**Source records:**
────────────────────────────────────────
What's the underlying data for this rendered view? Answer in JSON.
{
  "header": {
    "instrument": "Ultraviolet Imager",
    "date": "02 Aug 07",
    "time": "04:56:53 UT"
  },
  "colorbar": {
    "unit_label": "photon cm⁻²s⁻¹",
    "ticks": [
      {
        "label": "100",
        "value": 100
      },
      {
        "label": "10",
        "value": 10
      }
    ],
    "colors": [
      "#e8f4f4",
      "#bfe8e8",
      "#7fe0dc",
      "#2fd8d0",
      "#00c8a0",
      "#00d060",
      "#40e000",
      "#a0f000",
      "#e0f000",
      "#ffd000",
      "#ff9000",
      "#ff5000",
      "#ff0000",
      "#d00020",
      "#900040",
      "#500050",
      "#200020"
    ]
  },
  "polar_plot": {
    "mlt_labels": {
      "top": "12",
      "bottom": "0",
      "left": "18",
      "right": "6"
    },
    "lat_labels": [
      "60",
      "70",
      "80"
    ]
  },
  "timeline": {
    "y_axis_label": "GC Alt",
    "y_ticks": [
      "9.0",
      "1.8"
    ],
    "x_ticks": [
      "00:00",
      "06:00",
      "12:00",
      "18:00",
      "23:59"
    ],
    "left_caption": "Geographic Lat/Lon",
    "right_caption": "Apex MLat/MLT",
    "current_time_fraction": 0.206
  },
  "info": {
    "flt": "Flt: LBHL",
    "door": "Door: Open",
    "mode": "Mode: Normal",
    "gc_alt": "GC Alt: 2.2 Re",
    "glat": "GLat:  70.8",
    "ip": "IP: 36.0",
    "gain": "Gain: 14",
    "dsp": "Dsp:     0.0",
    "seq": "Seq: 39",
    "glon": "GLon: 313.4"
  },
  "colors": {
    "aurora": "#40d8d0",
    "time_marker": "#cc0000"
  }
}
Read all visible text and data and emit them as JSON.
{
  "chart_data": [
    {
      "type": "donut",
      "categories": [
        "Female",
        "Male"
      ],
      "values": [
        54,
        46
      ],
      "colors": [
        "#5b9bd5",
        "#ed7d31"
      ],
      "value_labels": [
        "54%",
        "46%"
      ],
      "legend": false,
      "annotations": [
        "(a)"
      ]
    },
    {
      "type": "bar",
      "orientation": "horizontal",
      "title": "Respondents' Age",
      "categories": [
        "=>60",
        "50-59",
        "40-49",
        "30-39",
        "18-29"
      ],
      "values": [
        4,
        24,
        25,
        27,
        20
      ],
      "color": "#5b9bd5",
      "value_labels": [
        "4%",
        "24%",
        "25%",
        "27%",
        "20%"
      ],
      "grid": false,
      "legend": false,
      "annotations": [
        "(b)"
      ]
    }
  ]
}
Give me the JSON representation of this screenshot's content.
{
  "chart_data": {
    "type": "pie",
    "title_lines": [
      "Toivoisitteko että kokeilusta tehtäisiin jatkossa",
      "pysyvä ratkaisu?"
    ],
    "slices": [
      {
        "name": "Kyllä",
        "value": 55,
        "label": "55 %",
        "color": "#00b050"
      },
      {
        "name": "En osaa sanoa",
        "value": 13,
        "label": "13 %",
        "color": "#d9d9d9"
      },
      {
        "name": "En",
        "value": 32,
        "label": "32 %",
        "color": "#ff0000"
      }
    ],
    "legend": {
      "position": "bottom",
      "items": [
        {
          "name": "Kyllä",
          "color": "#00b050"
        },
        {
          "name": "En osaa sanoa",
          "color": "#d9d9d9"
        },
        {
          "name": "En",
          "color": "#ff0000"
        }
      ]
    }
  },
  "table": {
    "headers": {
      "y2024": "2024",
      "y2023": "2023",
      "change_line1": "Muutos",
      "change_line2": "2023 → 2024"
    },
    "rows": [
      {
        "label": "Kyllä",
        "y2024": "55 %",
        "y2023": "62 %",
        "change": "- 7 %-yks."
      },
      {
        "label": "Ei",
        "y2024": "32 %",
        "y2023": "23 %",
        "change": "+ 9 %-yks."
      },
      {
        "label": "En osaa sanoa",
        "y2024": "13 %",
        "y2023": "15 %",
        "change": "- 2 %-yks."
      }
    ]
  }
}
────────────────────────────────────────
**Short exercise:** From the data, list each line in which the string "name" appears.

**Result of this exercise:**
        "name": "Kyllä",
        "name": "En osaa sanoa",
        "name": "En",
          "name": "Kyllä",
          "name": "En osaa sanoa",
          "name": "En",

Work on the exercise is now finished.